• **Aim of the task**
Would you quote every entry exactly, dropping only the pictures?

• **Data**
--

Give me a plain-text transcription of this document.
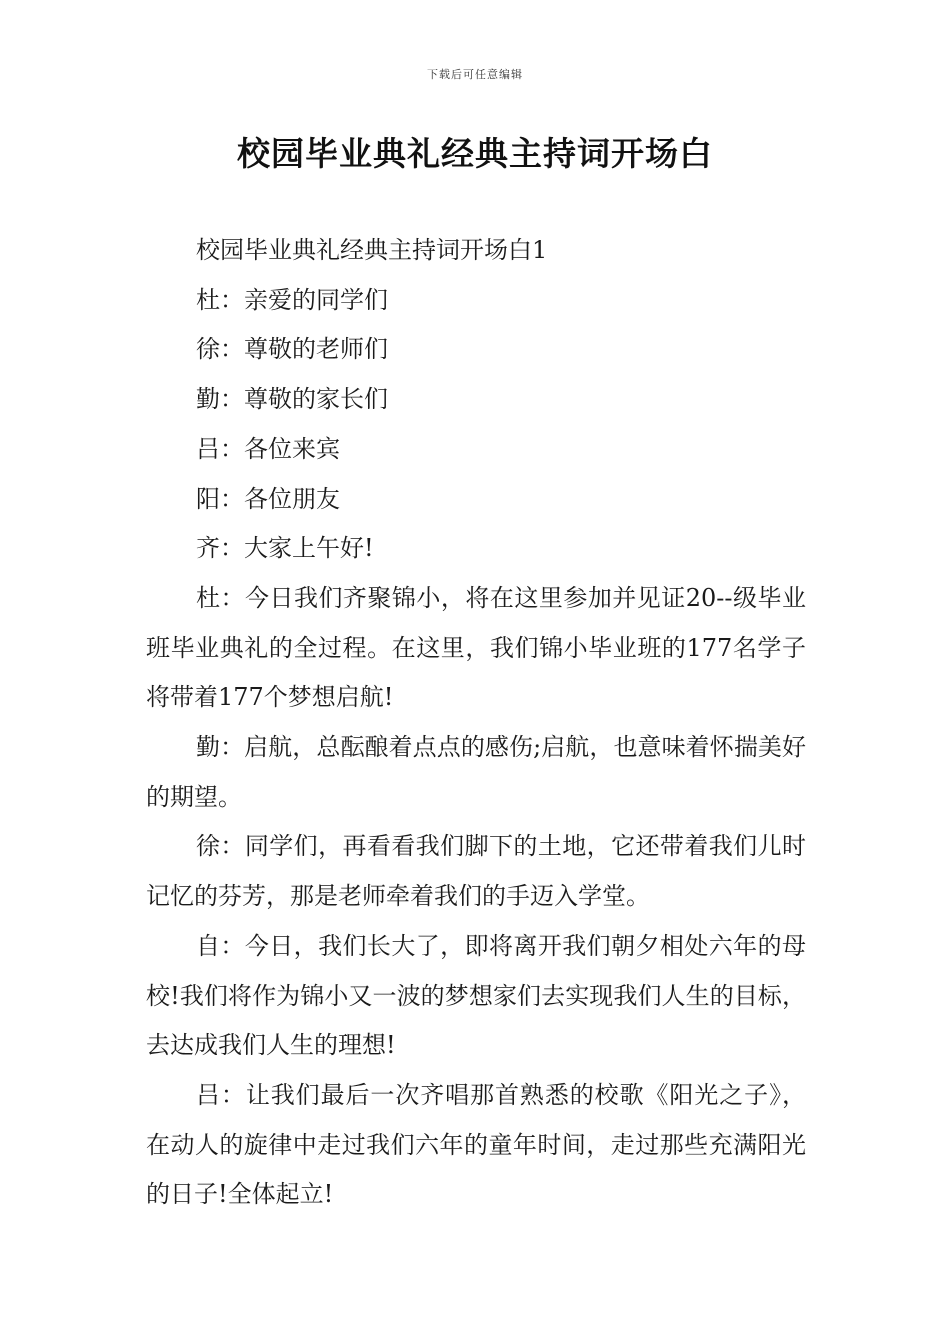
下载后可任意编辑
校园毕业典礼经典主持词开场白

校园毕业典礼经典主持词开场白1

杜：亲爱的同学们

徐：尊敬的老师们

勤：尊敬的家长们

吕：各位来宾

阳：各位朋友

齐：大家上午好!

杜：今日我们齐聚锦小，将在这里参加并见证20--级毕业班毕业典礼的全过程。在这里，我们锦小毕业班的177名学子将带着177个梦想启航!

勤：启航，总酝酿着点点的感伤;启航，也意味着怀揣美好的期望。

徐：同学们，再看看我们脚下的土地，它还带着我们儿时记忆的芬芳，那是老师牵着我们的手迈入学堂。

自：今日，我们长大了，即将离开我们朝夕相处六年的母校!我们将作为锦小又一波的梦想家们去实现我们人生的目标，去达成我们人生的理想!

吕：让我们最后一次齐唱那首熟悉的校歌《阳光之子》，在动人的旋律中走过我们六年的童年时间，走过那些充满阳光的日子!全体起立!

--

• **Expected output**
Give me a plain-text transcription of this document.
下载后可任意编辑
校园毕业典礼经典主持词开场白

校园毕业典礼经典主持词开场白1

杜：亲爱的同学们

徐：尊敬的老师们

勤：尊敬的家长们

吕：各位来宾

阳：各位朋友

齐：大家上午好!

杜：今日我们齐聚锦小，将在这里参加并见证20--级毕业班毕业典礼的全过程。在这里，我们锦小毕业班的177名学子将带着177个梦想启航!

勤：启航，总酝酿着点点的感伤;启航，也意味着怀揣美好的期望。

徐：同学们，再看看我们脚下的土地，它还带着我们儿时记忆的芬芳，那是老师牵着我们的手迈入学堂。

自：今日，我们长大了，即将离开我们朝夕相处六年的母校!我们将作为锦小又一波的梦想家们去实现我们人生的目标，去达成我们人生的理想!

吕：让我们最后一次齐唱那首熟悉的校歌《阳光之子》，在动人的旋律中走过我们六年的童年时间，走过那些充满阳光的日子!全体起立!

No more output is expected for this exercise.